### GOAL
Show all lines from the data that include the word "Caribe".

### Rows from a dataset
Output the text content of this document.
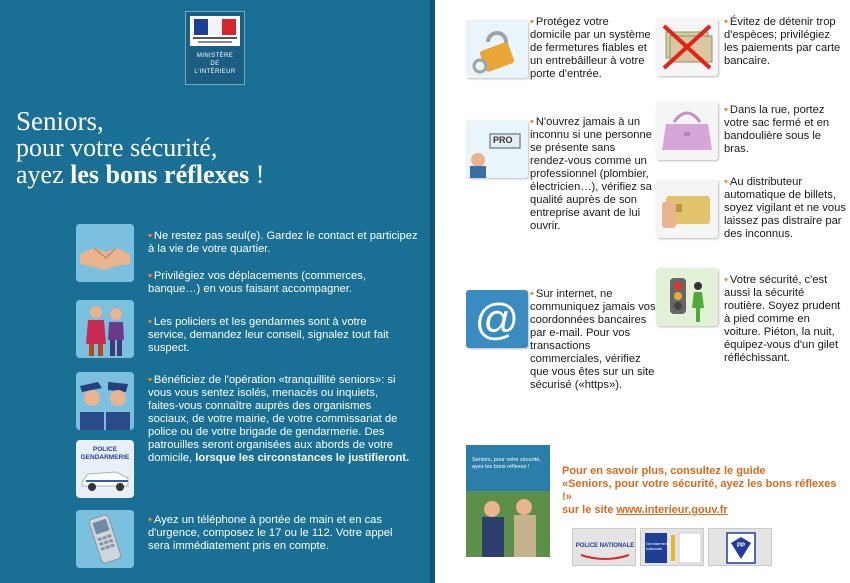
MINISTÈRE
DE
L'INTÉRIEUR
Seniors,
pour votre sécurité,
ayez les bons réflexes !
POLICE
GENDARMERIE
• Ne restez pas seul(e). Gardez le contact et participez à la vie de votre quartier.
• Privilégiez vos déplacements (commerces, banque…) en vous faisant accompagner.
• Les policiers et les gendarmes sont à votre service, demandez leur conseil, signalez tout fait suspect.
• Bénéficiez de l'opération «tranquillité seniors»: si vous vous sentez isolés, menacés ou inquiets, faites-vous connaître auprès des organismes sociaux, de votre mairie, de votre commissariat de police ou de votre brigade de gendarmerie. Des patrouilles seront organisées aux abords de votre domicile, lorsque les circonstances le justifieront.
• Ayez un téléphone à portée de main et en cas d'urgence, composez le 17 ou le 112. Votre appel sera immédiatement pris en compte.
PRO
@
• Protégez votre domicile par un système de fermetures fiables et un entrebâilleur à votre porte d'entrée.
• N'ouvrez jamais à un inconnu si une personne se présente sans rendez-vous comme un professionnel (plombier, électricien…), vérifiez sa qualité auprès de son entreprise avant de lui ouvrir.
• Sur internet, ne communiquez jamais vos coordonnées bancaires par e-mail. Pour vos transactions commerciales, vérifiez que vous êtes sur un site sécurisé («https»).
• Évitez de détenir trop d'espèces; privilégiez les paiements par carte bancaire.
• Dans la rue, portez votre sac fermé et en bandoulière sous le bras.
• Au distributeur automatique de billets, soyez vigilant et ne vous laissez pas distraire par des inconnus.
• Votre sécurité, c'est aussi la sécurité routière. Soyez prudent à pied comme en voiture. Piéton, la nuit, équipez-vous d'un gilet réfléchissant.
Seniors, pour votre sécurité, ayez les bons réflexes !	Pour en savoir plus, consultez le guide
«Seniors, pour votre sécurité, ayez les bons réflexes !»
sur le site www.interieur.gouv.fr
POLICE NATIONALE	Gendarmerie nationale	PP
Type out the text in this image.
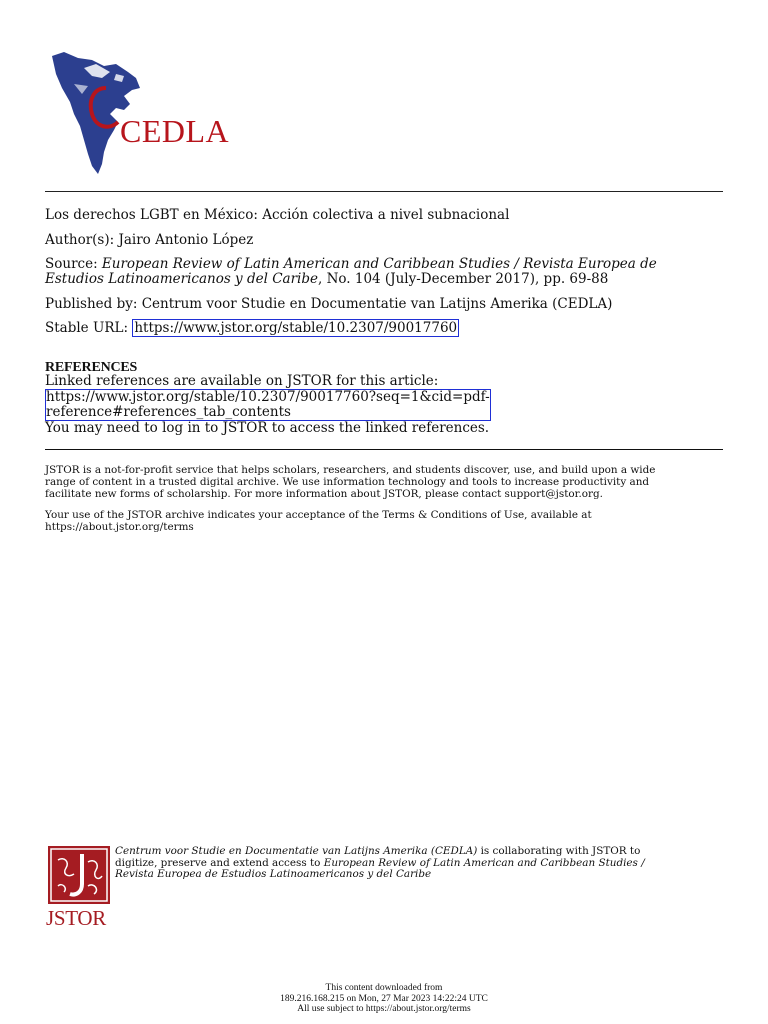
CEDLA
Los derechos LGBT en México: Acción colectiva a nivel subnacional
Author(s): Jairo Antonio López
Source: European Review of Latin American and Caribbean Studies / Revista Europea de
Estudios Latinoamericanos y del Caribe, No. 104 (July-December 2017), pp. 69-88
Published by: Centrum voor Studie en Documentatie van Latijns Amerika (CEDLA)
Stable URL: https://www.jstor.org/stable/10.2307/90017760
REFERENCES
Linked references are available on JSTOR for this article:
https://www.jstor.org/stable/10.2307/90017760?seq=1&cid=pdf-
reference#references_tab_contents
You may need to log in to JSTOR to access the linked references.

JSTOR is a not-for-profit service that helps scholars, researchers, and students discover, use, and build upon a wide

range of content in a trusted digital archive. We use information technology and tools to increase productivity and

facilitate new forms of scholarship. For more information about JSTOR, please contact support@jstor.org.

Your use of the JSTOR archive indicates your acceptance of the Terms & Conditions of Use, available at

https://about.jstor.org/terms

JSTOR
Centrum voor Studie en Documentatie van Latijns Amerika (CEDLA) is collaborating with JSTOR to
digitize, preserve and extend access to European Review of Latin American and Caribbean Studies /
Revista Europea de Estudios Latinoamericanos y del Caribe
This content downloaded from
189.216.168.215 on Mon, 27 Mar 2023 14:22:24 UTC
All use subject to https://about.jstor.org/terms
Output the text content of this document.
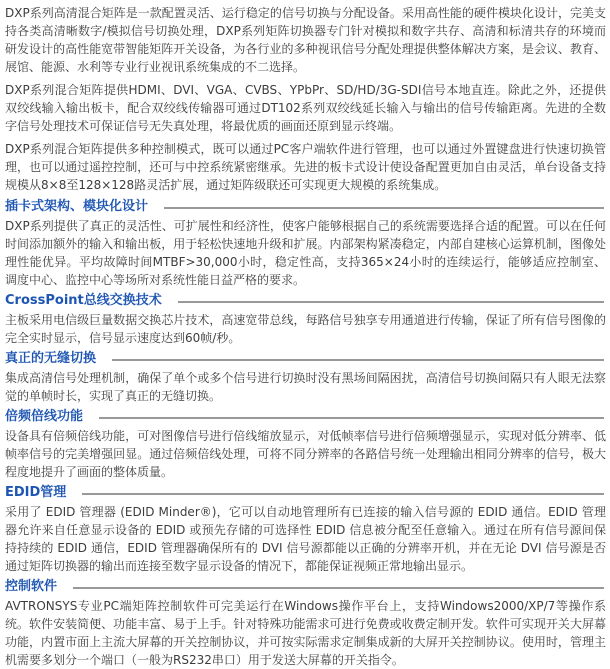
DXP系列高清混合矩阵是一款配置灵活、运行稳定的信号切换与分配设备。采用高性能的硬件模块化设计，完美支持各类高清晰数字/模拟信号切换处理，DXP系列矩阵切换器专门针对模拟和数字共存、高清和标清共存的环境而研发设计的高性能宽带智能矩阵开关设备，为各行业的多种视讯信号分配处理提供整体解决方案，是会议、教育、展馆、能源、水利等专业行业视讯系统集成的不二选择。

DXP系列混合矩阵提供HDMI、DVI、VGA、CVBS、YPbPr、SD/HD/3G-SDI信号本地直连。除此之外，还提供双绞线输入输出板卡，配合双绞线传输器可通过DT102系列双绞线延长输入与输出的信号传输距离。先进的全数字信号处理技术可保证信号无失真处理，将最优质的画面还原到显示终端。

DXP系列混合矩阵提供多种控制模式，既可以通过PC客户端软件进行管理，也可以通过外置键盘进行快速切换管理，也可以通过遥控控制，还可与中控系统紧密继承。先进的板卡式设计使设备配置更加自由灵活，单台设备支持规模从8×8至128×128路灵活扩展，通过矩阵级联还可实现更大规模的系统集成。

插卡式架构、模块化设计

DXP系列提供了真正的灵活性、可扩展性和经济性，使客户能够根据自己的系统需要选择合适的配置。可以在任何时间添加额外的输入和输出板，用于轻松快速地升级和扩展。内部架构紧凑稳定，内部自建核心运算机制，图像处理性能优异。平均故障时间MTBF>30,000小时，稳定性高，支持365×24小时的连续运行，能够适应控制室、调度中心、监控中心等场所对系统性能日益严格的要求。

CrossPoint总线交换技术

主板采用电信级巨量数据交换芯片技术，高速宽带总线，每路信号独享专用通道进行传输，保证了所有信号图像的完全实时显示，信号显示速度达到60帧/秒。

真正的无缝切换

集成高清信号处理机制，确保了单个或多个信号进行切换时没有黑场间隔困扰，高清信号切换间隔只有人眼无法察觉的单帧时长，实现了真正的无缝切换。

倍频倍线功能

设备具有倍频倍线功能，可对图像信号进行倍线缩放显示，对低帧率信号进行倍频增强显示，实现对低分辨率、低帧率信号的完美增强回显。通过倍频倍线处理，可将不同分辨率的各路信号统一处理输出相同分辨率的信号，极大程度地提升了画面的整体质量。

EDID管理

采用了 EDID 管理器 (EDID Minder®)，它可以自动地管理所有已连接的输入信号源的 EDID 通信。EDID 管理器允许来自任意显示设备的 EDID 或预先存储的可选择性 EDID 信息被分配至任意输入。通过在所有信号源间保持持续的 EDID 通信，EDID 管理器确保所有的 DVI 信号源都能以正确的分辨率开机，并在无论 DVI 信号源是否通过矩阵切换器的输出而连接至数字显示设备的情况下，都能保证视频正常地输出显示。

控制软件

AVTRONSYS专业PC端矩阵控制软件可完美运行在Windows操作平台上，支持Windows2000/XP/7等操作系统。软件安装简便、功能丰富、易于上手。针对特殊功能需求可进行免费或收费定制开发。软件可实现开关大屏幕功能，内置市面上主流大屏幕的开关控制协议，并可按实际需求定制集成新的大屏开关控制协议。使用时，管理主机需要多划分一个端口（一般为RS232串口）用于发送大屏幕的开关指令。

---

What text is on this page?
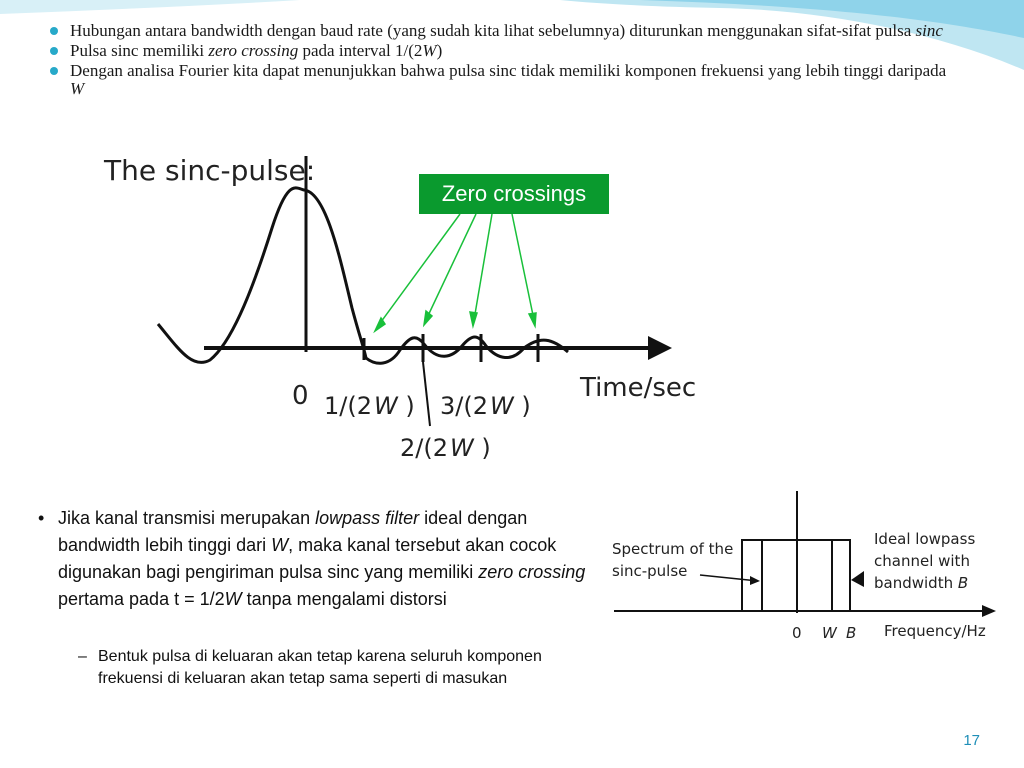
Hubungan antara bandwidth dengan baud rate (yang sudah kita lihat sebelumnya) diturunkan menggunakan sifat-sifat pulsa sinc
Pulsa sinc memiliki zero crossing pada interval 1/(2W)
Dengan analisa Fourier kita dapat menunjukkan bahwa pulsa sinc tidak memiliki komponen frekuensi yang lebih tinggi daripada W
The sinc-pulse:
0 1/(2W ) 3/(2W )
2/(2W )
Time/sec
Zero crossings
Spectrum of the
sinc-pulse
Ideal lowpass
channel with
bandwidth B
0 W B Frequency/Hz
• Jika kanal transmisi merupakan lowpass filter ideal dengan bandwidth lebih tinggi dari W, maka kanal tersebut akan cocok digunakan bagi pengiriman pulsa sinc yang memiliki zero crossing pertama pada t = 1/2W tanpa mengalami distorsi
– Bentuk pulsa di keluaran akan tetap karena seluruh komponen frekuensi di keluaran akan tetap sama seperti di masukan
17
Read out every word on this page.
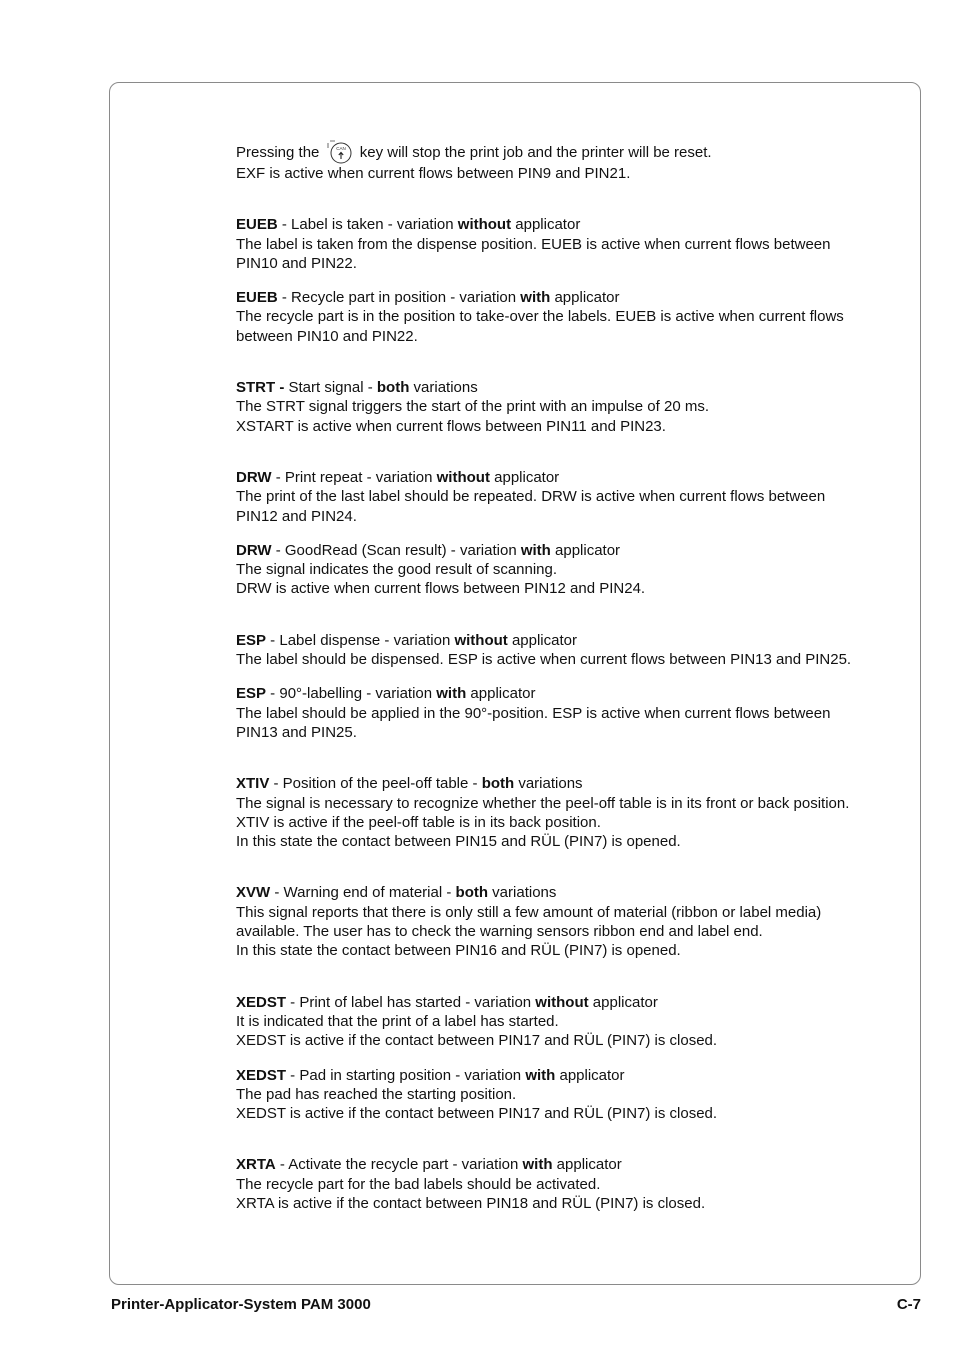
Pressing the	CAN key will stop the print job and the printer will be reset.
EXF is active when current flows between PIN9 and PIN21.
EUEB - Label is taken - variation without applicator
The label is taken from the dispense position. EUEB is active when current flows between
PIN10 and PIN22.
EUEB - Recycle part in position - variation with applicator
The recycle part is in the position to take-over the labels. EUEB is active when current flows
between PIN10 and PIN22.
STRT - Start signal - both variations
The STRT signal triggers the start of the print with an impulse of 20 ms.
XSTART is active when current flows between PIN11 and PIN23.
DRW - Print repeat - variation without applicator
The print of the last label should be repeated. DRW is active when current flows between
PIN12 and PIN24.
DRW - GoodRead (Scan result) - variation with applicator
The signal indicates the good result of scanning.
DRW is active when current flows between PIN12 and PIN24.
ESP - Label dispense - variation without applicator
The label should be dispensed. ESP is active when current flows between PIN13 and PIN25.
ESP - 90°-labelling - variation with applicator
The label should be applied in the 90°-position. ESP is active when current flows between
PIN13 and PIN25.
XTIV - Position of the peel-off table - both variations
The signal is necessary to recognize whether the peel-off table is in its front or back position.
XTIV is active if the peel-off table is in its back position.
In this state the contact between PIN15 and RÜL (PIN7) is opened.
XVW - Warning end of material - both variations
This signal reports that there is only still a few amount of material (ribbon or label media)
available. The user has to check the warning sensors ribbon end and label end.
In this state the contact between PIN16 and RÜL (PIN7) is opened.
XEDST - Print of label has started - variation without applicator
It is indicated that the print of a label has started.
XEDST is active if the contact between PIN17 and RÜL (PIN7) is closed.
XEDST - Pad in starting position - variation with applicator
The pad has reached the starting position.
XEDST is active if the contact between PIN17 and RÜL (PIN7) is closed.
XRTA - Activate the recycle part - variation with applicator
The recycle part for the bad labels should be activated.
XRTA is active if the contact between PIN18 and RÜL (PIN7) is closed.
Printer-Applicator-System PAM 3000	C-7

### THE RESPONSE
Estudios Latinoamericanos y del Caribe, No. 104 (July-December 2017), pp. 69-88
Revista Europea de Estudios Latinoamericanos y del Caribe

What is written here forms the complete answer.